• [PROVIDED ENTRIES]:

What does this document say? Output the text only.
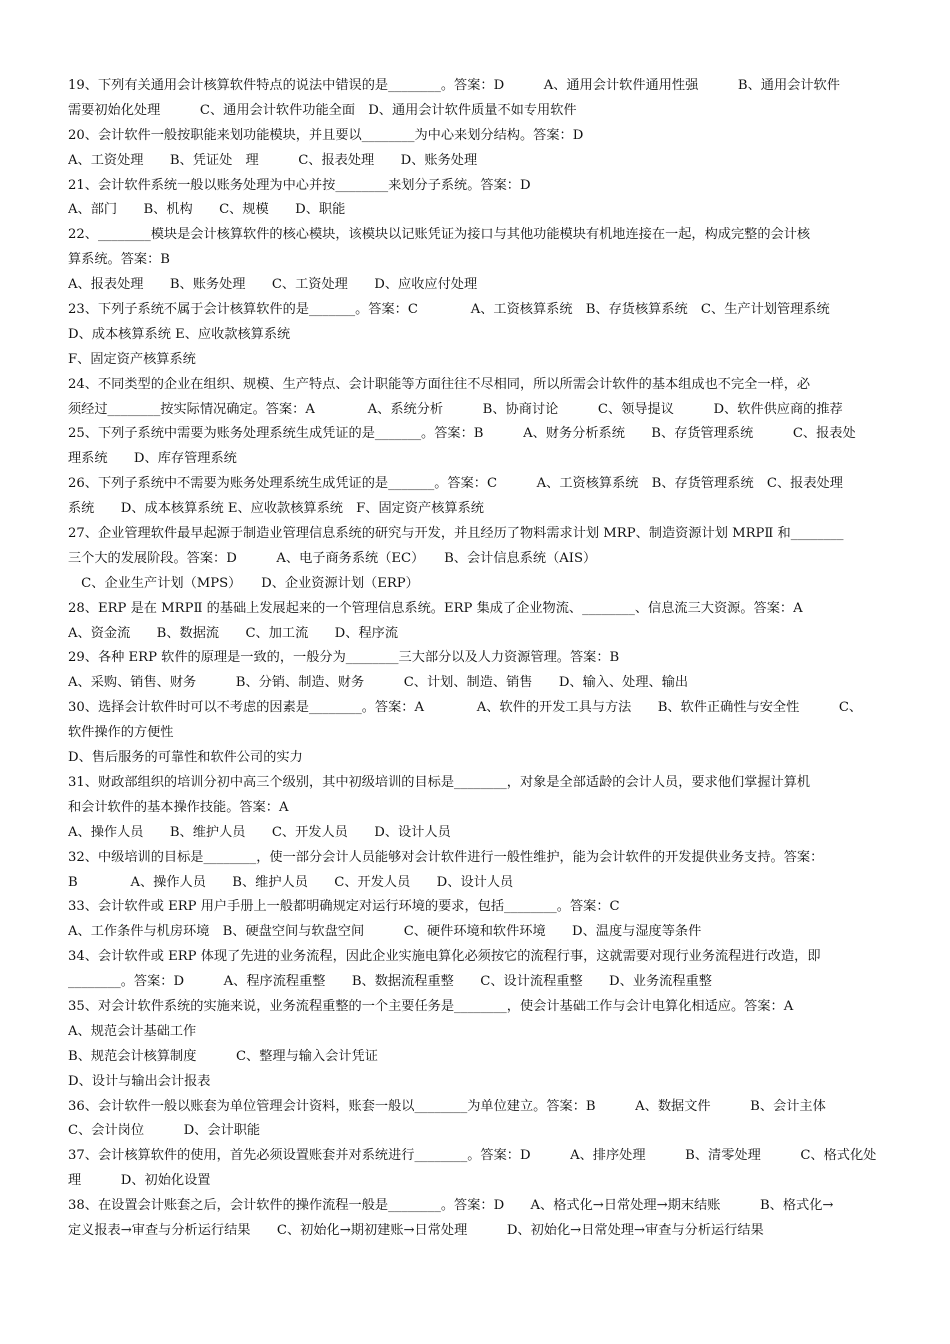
19、下列有关通用会计核算软件特点的说法中错误的是________。答案：D　　　A、通用会计软件通用性强　　　B、通用会计软件
需要初始化处理　　　C、通用会计软件功能全面　D、通用会计软件质量不如专用软件
20、会计软件一般按职能来划功能模块，并且要以________为中心来划分结构。答案：D
A、工资处理　　B、凭证处　理　　　C、报表处理　　D、账务处理
21、会计软件系统一般以账务处理为中心并按________来划分子系统。答案：D
A、部门　　B、机构　　C、规模　　D、职能
22、________模块是会计核算软件的核心模块，该模块以记账凭证为接口与其他功能模块有机地连接在一起，构成完整的会计核
算系统。答案：B
A、报表处理　　B、账务处理　　C、工资处理　　D、应收应付处理
23、下列子系统不属于会计核算软件的是_______。答案：C　　　　A、工资核算系统　B、存货核算系统　C、生产计划管理系统
D、成本核算系统 E、应收款核算系统
F、固定资产核算系统
24、不同类型的企业在组织、规模、生产特点、会计职能等方面往往不尽相同，所以所需会计软件的基本组成也不完全一样，必
须经过________按实际情况确定。答案：A　　　　A、系统分析　　　B、协商讨论　　　C、领导提议　　　D、软件供应商的推荐
25、下列子系统中需要为账务处理系统生成凭证的是_______。答案：B　　　A、财务分析系统　　B、存货管理系统　　　C、报表处
理系统　　D、库存管理系统
26、下列子系统中不需要为账务处理系统生成凭证的是_______。答案：C　　　A、工资核算系统　B、存货管理系统　C、报表处理
系统　　D、成本核算系统 E、应收款核算系统　F、固定资产核算系统
27、企业管理软件最早起源于制造业管理信息系统的研究与开发，并且经历了物料需求计划 MRP、制造资源计划 MRPⅡ 和________
三个大的发展阶段。答案：D　　　A、电子商务系统（EC）　　B、会计信息系统（AIS）
　C、企业生产计划（MPS）　　D、企业资源计划（ERP）
28、ERP 是在 MRPⅡ 的基础上发展起来的一个管理信息系统。ERP 集成了企业物流、________、信息流三大资源。答案：A
A、资金流　　B、数据流　　C、加工流　　D、程序流
29、各种 ERP 软件的原理是一致的，一般分为________三大部分以及人力资源管理。答案：B
A、采购、销售、财务　　　B、分销、制造、财务　　　C、计划、制造、销售　　D、输入、处理、输出
30、选择会计软件时可以不考虑的因素是________。答案：A　　　　A、软件的开发工具与方法　　B、软件正确性与安全性　　　C、
软件操作的方便性
D、售后服务的可靠性和软件公司的实力
31、财政部组织的培训分初中高三个级别，其中初级培训的目标是________，对象是全部适龄的会计人员，要求他们掌握计算机
和会计软件的基本操作技能。答案：A
A、操作人员　　B、维护人员　　C、开发人员　　D、设计人员
32、中级培训的目标是________，使一部分会计人员能够对会计软件进行一般性维护，能为会计软件的开发提供业务支持。答案：
B　　　　A、操作人员　　B、维护人员　　C、开发人员　　D、设计人员
33、会计软件或 ERP 用户手册上一般都明确规定对运行环境的要求，包括________。答案：C
A、工作条件与机房环境　B、硬盘空间与软盘空间　　　C、硬件环境和软件环境　　D、温度与湿度等条件
34、会计软件或 ERP 体现了先进的业务流程，因此企业实施电算化必须按它的流程行事，这就需要对现行业务流程进行改造，即
________。答案：D　　　A、程序流程重整　　B、数据流程重整　　C、设计流程重整　　D、业务流程重整
35、对会计软件系统的实施来说，业务流程重整的一个主要任务是________，使会计基础工作与会计电算化相适应。答案：A
A、规范会计基础工作
B、规范会计核算制度　　　C、整理与输入会计凭证
D、设计与输出会计报表
36、会计软件一般以账套为单位管理会计资料，账套一般以________为单位建立。答案：B　　　A、数据文件　　　B、会计主体
C、会计岗位　　　D、会计职能
37、会计核算软件的使用，首先必须设置账套并对系统进行________。答案：D　　　A、排序处理　　　B、清零处理　　　C、格式化处
理　　　D、初始化设置
38、在设置会计账套之后，会计软件的操作流程一般是________。答案：D　　A、格式化→日常处理→期末结账　　　B、格式化→
定义报表→审查与分析运行结果　　C、初始化→期初建账→日常处理　　　D、初始化→日常处理→审查与分析运行结果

• [TO BE DONE]: Reproduce the data above in full, exactly as it is, with the pictures left out.

• [ANSWER TO THE PROBLEM]:
What does this document say? Output the text only.
19、下列有关通用会计核算软件特点的说法中错误的是________。答案：D　　　A、通用会计软件通用性强　　　B、通用会计软件
需要初始化处理　　　C、通用会计软件功能全面　D、通用会计软件质量不如专用软件
20、会计软件一般按职能来划功能模块，并且要以________为中心来划分结构。答案：D
A、工资处理　　B、凭证处　理　　　C、报表处理　　D、账务处理
21、会计软件系统一般以账务处理为中心并按________来划分子系统。答案：D
A、部门　　B、机构　　C、规模　　D、职能
22、________模块是会计核算软件的核心模块，该模块以记账凭证为接口与其他功能模块有机地连接在一起，构成完整的会计核
算系统。答案：B
A、报表处理　　B、账务处理　　C、工资处理　　D、应收应付处理
23、下列子系统不属于会计核算软件的是_______。答案：C　　　　A、工资核算系统　B、存货核算系统　C、生产计划管理系统
D、成本核算系统 E、应收款核算系统
F、固定资产核算系统
24、不同类型的企业在组织、规模、生产特点、会计职能等方面往往不尽相同，所以所需会计软件的基本组成也不完全一样，必
须经过________按实际情况确定。答案：A　　　　A、系统分析　　　B、协商讨论　　　C、领导提议　　　D、软件供应商的推荐
25、下列子系统中需要为账务处理系统生成凭证的是_______。答案：B　　　A、财务分析系统　　B、存货管理系统　　　C、报表处
理系统　　D、库存管理系统
26、下列子系统中不需要为账务处理系统生成凭证的是_______。答案：C　　　A、工资核算系统　B、存货管理系统　C、报表处理
系统　　D、成本核算系统 E、应收款核算系统　F、固定资产核算系统
27、企业管理软件最早起源于制造业管理信息系统的研究与开发，并且经历了物料需求计划 MRP、制造资源计划 MRPⅡ 和________
三个大的发展阶段。答案：D　　　A、电子商务系统（EC）　　B、会计信息系统（AIS）
　C、企业生产计划（MPS）　　D、企业资源计划（ERP）
28、ERP 是在 MRPⅡ 的基础上发展起来的一个管理信息系统。ERP 集成了企业物流、________、信息流三大资源。答案：A
A、资金流　　B、数据流　　C、加工流　　D、程序流
29、各种 ERP 软件的原理是一致的，一般分为________三大部分以及人力资源管理。答案：B
A、采购、销售、财务　　　B、分销、制造、财务　　　C、计划、制造、销售　　D、输入、处理、输出
30、选择会计软件时可以不考虑的因素是________。答案：A　　　　A、软件的开发工具与方法　　B、软件正确性与安全性　　　C、
软件操作的方便性
D、售后服务的可靠性和软件公司的实力
31、财政部组织的培训分初中高三个级别，其中初级培训的目标是________，对象是全部适龄的会计人员，要求他们掌握计算机
和会计软件的基本操作技能。答案：A
A、操作人员　　B、维护人员　　C、开发人员　　D、设计人员
32、中级培训的目标是________，使一部分会计人员能够对会计软件进行一般性维护，能为会计软件的开发提供业务支持。答案：
B　　　　A、操作人员　　B、维护人员　　C、开发人员　　D、设计人员
33、会计软件或 ERP 用户手册上一般都明确规定对运行环境的要求，包括________。答案：C
A、工作条件与机房环境　B、硬盘空间与软盘空间　　　C、硬件环境和软件环境　　D、温度与湿度等条件
34、会计软件或 ERP 体现了先进的业务流程，因此企业实施电算化必须按它的流程行事，这就需要对现行业务流程进行改造，即
________。答案：D　　　A、程序流程重整　　B、数据流程重整　　C、设计流程重整　　D、业务流程重整
35、对会计软件系统的实施来说，业务流程重整的一个主要任务是________，使会计基础工作与会计电算化相适应。答案：A
A、规范会计基础工作
B、规范会计核算制度　　　C、整理与输入会计凭证
D、设计与输出会计报表
36、会计软件一般以账套为单位管理会计资料，账套一般以________为单位建立。答案：B　　　A、数据文件　　　B、会计主体
C、会计岗位　　　D、会计职能
37、会计核算软件的使用，首先必须设置账套并对系统进行________。答案：D　　　A、排序处理　　　B、清零处理　　　C、格式化处
理　　　D、初始化设置
38、在设置会计账套之后，会计软件的操作流程一般是________。答案：D　　A、格式化→日常处理→期末结账　　　B、格式化→
定义报表→审查与分析运行结果　　C、初始化→期初建账→日常处理　　　D、初始化→日常处理→审查与分析运行结果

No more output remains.